▶ **Task**:
Where does the string "text" appear in the records? Copy every line that contains it.

>> Start

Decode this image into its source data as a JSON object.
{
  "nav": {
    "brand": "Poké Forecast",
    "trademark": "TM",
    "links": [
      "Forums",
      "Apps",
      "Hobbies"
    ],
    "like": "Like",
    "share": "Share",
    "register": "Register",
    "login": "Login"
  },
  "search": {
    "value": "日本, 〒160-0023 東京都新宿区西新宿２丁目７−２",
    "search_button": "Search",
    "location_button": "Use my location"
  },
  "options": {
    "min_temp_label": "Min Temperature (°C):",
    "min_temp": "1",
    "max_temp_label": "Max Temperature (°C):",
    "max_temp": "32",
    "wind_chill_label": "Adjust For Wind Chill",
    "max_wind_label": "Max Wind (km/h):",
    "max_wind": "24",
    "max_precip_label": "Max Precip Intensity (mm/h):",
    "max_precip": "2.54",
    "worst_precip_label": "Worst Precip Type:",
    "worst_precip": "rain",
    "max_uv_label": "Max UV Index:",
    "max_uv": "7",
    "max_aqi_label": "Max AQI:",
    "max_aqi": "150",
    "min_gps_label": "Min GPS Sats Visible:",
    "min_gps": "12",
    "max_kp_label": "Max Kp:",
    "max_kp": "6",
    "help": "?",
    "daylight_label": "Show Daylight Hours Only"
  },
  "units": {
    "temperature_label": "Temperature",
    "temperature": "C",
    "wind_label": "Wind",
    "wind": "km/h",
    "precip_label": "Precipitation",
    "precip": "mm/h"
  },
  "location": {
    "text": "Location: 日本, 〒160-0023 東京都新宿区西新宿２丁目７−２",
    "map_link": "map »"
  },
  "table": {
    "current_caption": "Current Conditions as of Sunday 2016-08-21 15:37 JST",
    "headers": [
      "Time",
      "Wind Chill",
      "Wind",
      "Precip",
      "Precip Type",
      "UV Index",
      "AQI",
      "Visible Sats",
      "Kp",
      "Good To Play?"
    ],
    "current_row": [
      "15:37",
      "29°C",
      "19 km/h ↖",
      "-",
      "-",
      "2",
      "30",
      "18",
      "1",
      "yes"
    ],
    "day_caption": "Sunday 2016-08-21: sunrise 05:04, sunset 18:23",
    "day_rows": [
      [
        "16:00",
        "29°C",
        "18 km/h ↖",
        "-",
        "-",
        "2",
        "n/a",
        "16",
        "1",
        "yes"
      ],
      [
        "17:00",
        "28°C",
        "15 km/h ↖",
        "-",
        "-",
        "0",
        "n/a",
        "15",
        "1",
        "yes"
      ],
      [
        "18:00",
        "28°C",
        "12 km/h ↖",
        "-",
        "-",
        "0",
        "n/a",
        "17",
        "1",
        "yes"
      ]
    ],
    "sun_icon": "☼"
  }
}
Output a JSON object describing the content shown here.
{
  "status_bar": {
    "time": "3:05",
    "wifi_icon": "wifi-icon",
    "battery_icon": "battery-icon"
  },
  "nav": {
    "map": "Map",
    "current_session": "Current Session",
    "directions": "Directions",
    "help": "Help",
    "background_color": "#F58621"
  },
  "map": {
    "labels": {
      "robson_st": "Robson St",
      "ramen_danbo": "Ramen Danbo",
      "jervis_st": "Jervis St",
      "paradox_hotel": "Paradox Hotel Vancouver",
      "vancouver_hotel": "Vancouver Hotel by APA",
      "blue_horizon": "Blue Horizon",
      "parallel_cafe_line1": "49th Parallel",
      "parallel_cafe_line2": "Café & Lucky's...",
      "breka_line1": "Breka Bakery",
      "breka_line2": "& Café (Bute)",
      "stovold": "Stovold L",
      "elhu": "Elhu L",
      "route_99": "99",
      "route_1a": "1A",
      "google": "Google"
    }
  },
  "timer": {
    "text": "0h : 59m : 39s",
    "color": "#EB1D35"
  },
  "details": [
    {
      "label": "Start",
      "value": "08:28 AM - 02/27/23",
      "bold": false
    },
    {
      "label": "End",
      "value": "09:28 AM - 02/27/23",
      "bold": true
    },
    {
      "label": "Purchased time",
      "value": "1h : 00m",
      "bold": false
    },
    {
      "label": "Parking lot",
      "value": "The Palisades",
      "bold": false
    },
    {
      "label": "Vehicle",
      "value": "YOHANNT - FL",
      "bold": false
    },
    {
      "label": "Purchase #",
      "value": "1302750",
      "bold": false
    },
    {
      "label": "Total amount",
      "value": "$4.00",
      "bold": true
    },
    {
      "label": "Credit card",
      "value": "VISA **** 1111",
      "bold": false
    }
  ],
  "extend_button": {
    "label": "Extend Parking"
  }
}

>> End

▶ **Solved exercise**:
    "text": "Location: 日本, 〒160-0023 東京都新宿区西新宿２丁目７−２",
    "text": "0h : 59m : 39s",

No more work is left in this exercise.